WRITTEN EXERCISE:
Repeat each entry exactly and drop the pictures.

▬▬▬▬▬▬

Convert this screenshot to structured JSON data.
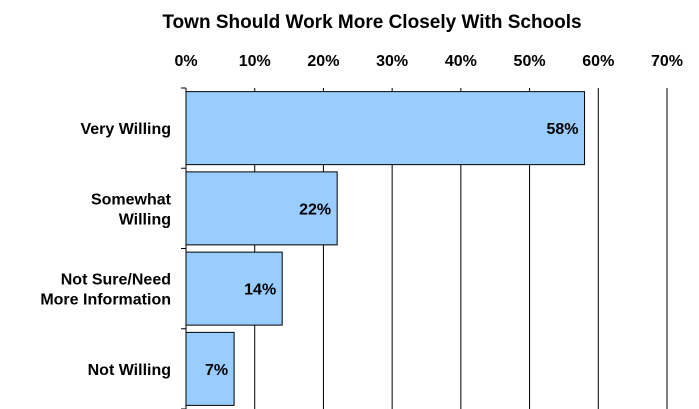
{
  "chart_data": {
    "type": "bar",
    "orientation": "horizontal",
    "title": "Town Should Work More Closely With Schools",
    "categories": [
      [
        "Very Willing"
      ],
      [
        "Somewhat",
        "Willing"
      ],
      [
        "Not Sure/Need",
        "More Information"
      ],
      [
        "Not Willing"
      ]
    ],
    "values": [
      58,
      22,
      14,
      7
    ],
    "data_labels": [
      "58%",
      "22%",
      "14%",
      "7%"
    ],
    "xlim": [
      0,
      70
    ],
    "x_ticks": [
      "0%",
      "10%",
      "20%",
      "30%",
      "40%",
      "50%",
      "60%",
      "70%"
    ],
    "x_axis_position": "top",
    "grid": "vertical",
    "bar_color": "#99ccff",
    "bar_edge_color": "#000000",
    "legend": "none"
  }
}
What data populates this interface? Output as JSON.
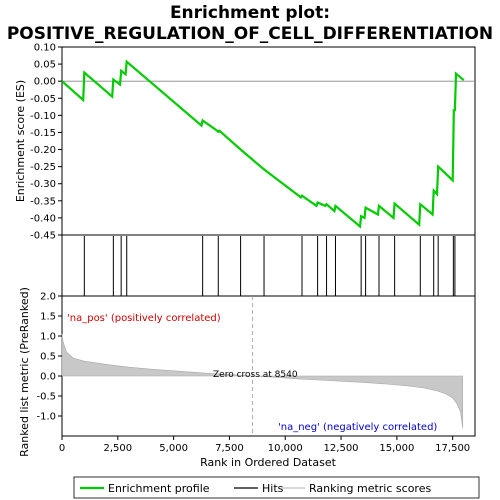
{
  "chart_data": {
    "type": "line",
    "title_line1": "Enrichment plot:",
    "title_line2": "POSITIVE_REGULATION_OF_CELL_DIFFERENTIATION",
    "es_panel": {
      "ylabel": "Enrichment score (ES)",
      "ylim": [
        -0.45,
        0.1
      ],
      "yticks": [
        "0.10",
        "0.05",
        "0.00",
        "-0.05",
        "-0.10",
        "-0.15",
        "-0.20",
        "-0.25",
        "-0.30",
        "-0.35",
        "-0.40",
        "-0.45"
      ],
      "ytick_values": [
        0.1,
        0.05,
        0.0,
        -0.05,
        -0.1,
        -0.15,
        -0.2,
        -0.25,
        -0.3,
        -0.35,
        -0.4,
        -0.45
      ],
      "series_color": "#00cc00",
      "points": [
        [
          0,
          0.0
        ],
        [
          950,
          -0.055
        ],
        [
          1000,
          0.025
        ],
        [
          2250,
          -0.045
        ],
        [
          2300,
          0.005
        ],
        [
          2600,
          -0.01
        ],
        [
          2650,
          0.03
        ],
        [
          2850,
          0.02
        ],
        [
          2900,
          0.057
        ],
        [
          6250,
          -0.13
        ],
        [
          6300,
          -0.115
        ],
        [
          6950,
          -0.145
        ],
        [
          7000,
          -0.148
        ],
        [
          7050,
          -0.145
        ],
        [
          8000,
          -0.2
        ],
        [
          9050,
          -0.258
        ],
        [
          10700,
          -0.34
        ],
        [
          10750,
          -0.335
        ],
        [
          11400,
          -0.365
        ],
        [
          11450,
          -0.355
        ],
        [
          11800,
          -0.365
        ],
        [
          11850,
          -0.36
        ],
        [
          12200,
          -0.38
        ],
        [
          12250,
          -0.365
        ],
        [
          13350,
          -0.425
        ],
        [
          13400,
          -0.395
        ],
        [
          13550,
          -0.4
        ],
        [
          13600,
          -0.37
        ],
        [
          14150,
          -0.39
        ],
        [
          14200,
          -0.365
        ],
        [
          14850,
          -0.4
        ],
        [
          14900,
          -0.358
        ],
        [
          16000,
          -0.42
        ],
        [
          16050,
          -0.36
        ],
        [
          16600,
          -0.39
        ],
        [
          16650,
          -0.32
        ],
        [
          16800,
          -0.33
        ],
        [
          16850,
          -0.25
        ],
        [
          17500,
          -0.29
        ],
        [
          17530,
          -0.185
        ],
        [
          17550,
          -0.085
        ],
        [
          17600,
          -0.085
        ],
        [
          17650,
          0.022
        ],
        [
          18000,
          0.003
        ]
      ],
      "hits": [
        1000,
        2300,
        2650,
        2900,
        6300,
        7000,
        8000,
        9050,
        10750,
        11450,
        11850,
        12250,
        13400,
        13600,
        14200,
        14900,
        16050,
        16650,
        16850,
        17530,
        17600
      ]
    },
    "rank_panel": {
      "ylabel": "Ranked list metric (PreRanked)",
      "ylim": [
        -1.5,
        2.0
      ],
      "yticks": [
        "2.0",
        "1.5",
        "1.0",
        "0.5",
        "0.0",
        "-0.5",
        "-1.0"
      ],
      "ytick_values": [
        2.0,
        1.5,
        1.0,
        0.5,
        0.0,
        -0.5,
        -1.0
      ],
      "xlabel": "Rank in Ordered Dataset",
      "xlim": [
        0,
        18500
      ],
      "xticks": [
        "0",
        "2,500",
        "5,000",
        "7,500",
        "10,000",
        "12,500",
        "15,000",
        "17,500"
      ],
      "xtick_values": [
        0,
        2500,
        5000,
        7500,
        10000,
        12500,
        15000,
        17500
      ],
      "metric_curve": [
        [
          0,
          1.05
        ],
        [
          50,
          0.85
        ],
        [
          200,
          0.6
        ],
        [
          500,
          0.45
        ],
        [
          1000,
          0.37
        ],
        [
          2000,
          0.29
        ],
        [
          3000,
          0.22
        ],
        [
          4000,
          0.17
        ],
        [
          5000,
          0.13
        ],
        [
          6000,
          0.09
        ],
        [
          7000,
          0.05
        ],
        [
          8000,
          0.02
        ],
        [
          8540,
          0.0
        ],
        [
          9500,
          -0.03
        ],
        [
          10500,
          -0.07
        ],
        [
          11500,
          -0.1
        ],
        [
          12500,
          -0.13
        ],
        [
          13500,
          -0.16
        ],
        [
          14500,
          -0.2
        ],
        [
          15500,
          -0.25
        ],
        [
          16200,
          -0.3
        ],
        [
          16800,
          -0.37
        ],
        [
          17200,
          -0.45
        ],
        [
          17500,
          -0.55
        ],
        [
          17700,
          -0.7
        ],
        [
          17850,
          -0.9
        ],
        [
          17950,
          -1.3
        ]
      ],
      "zero_cross_label": "Zero cross at 8540",
      "zero_cross_value": 8540,
      "pos_label": "'na_pos' (positively correlated)",
      "neg_label": "'na_neg' (negatively correlated)",
      "pos_color": "#cc0000",
      "neg_color": "#0000cc"
    },
    "colorbar": {
      "max_rank": 17950,
      "segments": [
        {
          "start": 0,
          "end": 450,
          "color": "#ee0000"
        },
        {
          "start": 450,
          "end": 3100,
          "color": "#f44a4a"
        },
        {
          "start": 3100,
          "end": 4500,
          "color": "#f26d6d"
        },
        {
          "start": 4500,
          "end": 6400,
          "color": "#f59393"
        },
        {
          "start": 6400,
          "end": 8540,
          "color": "#f6bde0"
        },
        {
          "start": 8540,
          "end": 10700,
          "color": "#d8d8f8"
        },
        {
          "start": 10700,
          "end": 12700,
          "color": "#babaf0"
        },
        {
          "start": 12700,
          "end": 14100,
          "color": "#8d8de8"
        },
        {
          "start": 14100,
          "end": 16900,
          "color": "#5b5bdc"
        },
        {
          "start": 16900,
          "end": 17950,
          "color": "#1818c8"
        }
      ]
    },
    "legend": [
      {
        "label": "Enrichment profile",
        "color": "#00cc00",
        "kind": "line"
      },
      {
        "label": "Hits",
        "color": "#000000",
        "kind": "line"
      },
      {
        "label": "Ranking metric scores",
        "color": "#c0c0c0",
        "kind": "line"
      }
    ]
  }
}
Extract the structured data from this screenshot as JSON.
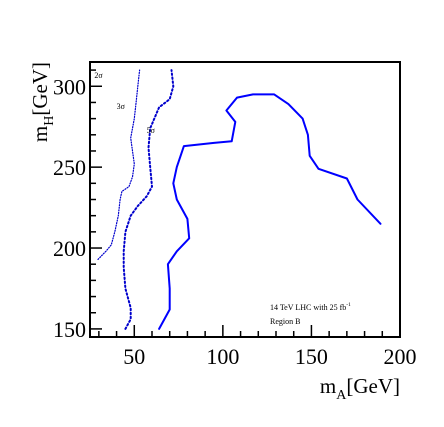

▬▬▬▬▬▬

THE RESPONSE:
Convert this screenshot to structured JSON data.
{
  "chart_data": {
    "type": "bar",
    "orientation": "horizontal",
    "title": "Town Should Work More Closely With Schools",
    "categories": [
      [
        "Very Willing"
      ],
      [
        "Somewhat",
        "Willing"
      ],
      [
        "Not Sure/Need",
        "More Information"
      ],
      [
        "Not Willing"
      ]
    ],
    "values": [
      58,
      22,
      14,
      7
    ],
    "data_labels": [
      "58%",
      "22%",
      "14%",
      "7%"
    ],
    "xlim": [
      0,
      70
    ],
    "x_ticks": [
      "0%",
      "10%",
      "20%",
      "30%",
      "40%",
      "50%",
      "60%",
      "70%"
    ],
    "x_axis_position": "top",
    "grid": "vertical",
    "bar_color": "#99ccff",
    "bar_edge_color": "#000000",
    "legend": "none"
  }
}
What data populates this interface? Output as JSON.
{
  "chart_data": {
    "type": "line",
    "title_line1": "Enrichment plot:",
    "title_line2": "POSITIVE_REGULATION_OF_CELL_DIFFERENTIATION",
    "es_panel": {
      "ylabel": "Enrichment score (ES)",
      "ylim": [
        -0.45,
        0.1
      ],
      "yticks": [
        "0.10",
        "0.05",
        "0.00",
        "-0.05",
        "-0.10",
        "-0.15",
        "-0.20",
        "-0.25",
        "-0.30",
        "-0.35",
        "-0.40",
        "-0.45"
      ],
      "ytick_values": [
        0.1,
        0.05,
        0.0,
        -0.05,
        -0.1,
        -0.15,
        -0.2,
        -0.25,
        -0.3,
        -0.35,
        -0.4,
        -0.45
      ],
      "series_color": "#00cc00",
      "points": [
        [
          0,
          0.0
        ],
        [
          950,
          -0.055
        ],
        [
          1000,
          0.025
        ],
        [
          2250,
          -0.045
        ],
        [
          2300,
          0.005
        ],
        [
          2600,
          -0.01
        ],
        [
          2650,
          0.03
        ],
        [
          2850,
          0.02
        ],
        [
          2900,
          0.057
        ],
        [
          6250,
          -0.13
        ],
        [
          6300,
          -0.115
        ],
        [
          6950,
          -0.145
        ],
        [
          7000,
          -0.148
        ],
        [
          7050,
          -0.145
        ],
        [
          8000,
          -0.2
        ],
        [
          9050,
          -0.258
        ],
        [
          10700,
          -0.34
        ],
        [
          10750,
          -0.335
        ],
        [
          11400,
          -0.365
        ],
        [
          11450,
          -0.355
        ],
        [
          11800,
          -0.365
        ],
        [
          11850,
          -0.36
        ],
        [
          12200,
          -0.38
        ],
        [
          12250,
          -0.365
        ],
        [
          13350,
          -0.425
        ],
        [
          13400,
          -0.395
        ],
        [
          13550,
          -0.4
        ],
        [
          13600,
          -0.37
        ],
        [
          14150,
          -0.39
        ],
        [
          14200,
          -0.365
        ],
        [
          14850,
          -0.4
        ],
        [
          14900,
          -0.358
        ],
        [
          16000,
          -0.42
        ],
        [
          16050,
          -0.36
        ],
        [
          16600,
          -0.39
        ],
        [
          16650,
          -0.32
        ],
        [
          16800,
          -0.33
        ],
        [
          16850,
          -0.25
        ],
        [
          17500,
          -0.29
        ],
        [
          17530,
          -0.185
        ],
        [
          17550,
          -0.085
        ],
        [
          17600,
          -0.085
        ],
        [
          17650,
          0.022
        ],
        [
          18000,
          0.003
        ]
      ],
      "hits": [
        1000,
        2300,
        2650,
        2900,
        6300,
        7000,
        8000,
        9050,
        10750,
        11450,
        11850,
        12250,
        13400,
        13600,
        14200,
        14900,
        16050,
        16650,
        16850,
        17530,
        17600
      ]
    },
    "rank_panel": {
      "ylabel": "Ranked list metric (PreRanked)",
      "ylim": [
        -1.5,
        2.0
      ],
      "yticks": [
        "2.0",
        "1.5",
        "1.0",
        "0.5",
        "0.0",
        "-0.5",
        "-1.0"
      ],
      "ytick_values": [
        2.0,
        1.5,
        1.0,
        0.5,
        0.0,
        -0.5,
        -1.0
      ],
      "xlabel": "Rank in Ordered Dataset",
      "xlim": [
        0,
        18500
      ],
      "xticks": [
        "0",
        "2,500",
        "5,000",
        "7,500",
        "10,000",
        "12,500",
        "15,000",
        "17,500"
      ],
      "xtick_values": [
        0,
        2500,
        5000,
        7500,
        10000,
        12500,
        15000,
        17500
      ],
      "metric_curve": [
        [
          0,
          1.05
        ],
        [
          50,
          0.85
        ],
        [
          200,
          0.6
        ],
        [
          500,
          0.45
        ],
        [
          1000,
          0.37
        ],
        [
          2000,
          0.29
        ],
        [
          3000,
          0.22
        ],
        [
          4000,
          0.17
        ],
        [
          5000,
          0.13
        ],
        [
          6000,
          0.09
        ],
        [
          7000,
          0.05
        ],
        [
          8000,
          0.02
        ],
        [
          8540,
          0.0
        ],
        [
          9500,
          -0.03
        ],
        [
          10500,
          -0.07
        ],
        [
          11500,
          -0.1
        ],
        [
          12500,
          -0.13
        ],
        [
          13500,
          -0.16
        ],
        [
          14500,
          -0.2
        ],
        [
          15500,
          -0.25
        ],
        [
          16200,
          -0.3
        ],
        [
          16800,
          -0.37
        ],
        [
          17200,
          -0.45
        ],
        [
          17500,
          -0.55
        ],
        [
          17700,
          -0.7
        ],
        [
          17850,
          -0.9
        ],
        [
          17950,
          -1.3
        ]
      ],
      "zero_cross_label": "Zero cross at 8540",
      "zero_cross_value": 8540,
      "pos_label": "'na_pos' (positively correlated)",
      "neg_label": "'na_neg' (negatively correlated)",
      "pos_color": "#cc0000",
      "neg_color": "#0000cc"
    },
    "colorbar": {
      "max_rank": 17950,
      "segments": [
        {
          "start": 0,
          "end": 450,
          "color": "#ee0000"
        },
        {
          "start": 450,
          "end": 3100,
          "color": "#f44a4a"
        },
        {
          "start": 3100,
          "end": 4500,
          "color": "#f26d6d"
        },
        {
          "start": 4500,
          "end": 6400,
          "color": "#f59393"
        },
        {
          "start": 6400,
          "end": 8540,
          "color": "#f6bde0"
        },
        {
          "start": 8540,
          "end": 10700,
          "color": "#d8d8f8"
        },
        {
          "start": 10700,
          "end": 12700,
          "color": "#babaf0"
        },
        {
          "start": 12700,
          "end": 14100,
          "color": "#8d8de8"
        },
        {
          "start": 14100,
          "end": 16900,
          "color": "#5b5bdc"
        },
        {
          "start": 16900,
          "end": 17950,
          "color": "#1818c8"
        }
      ]
    },
    "legend": [
      {
        "label": "Enrichment profile",
        "color": "#00cc00",
        "kind": "line"
      },
      {
        "label": "Hits",
        "color": "#000000",
        "kind": "line"
      },
      {
        "label": "Ranking metric scores",
        "color": "#c0c0c0",
        "kind": "line"
      }
    ]
  }
}
Extract the structured data from this screenshot as JSON.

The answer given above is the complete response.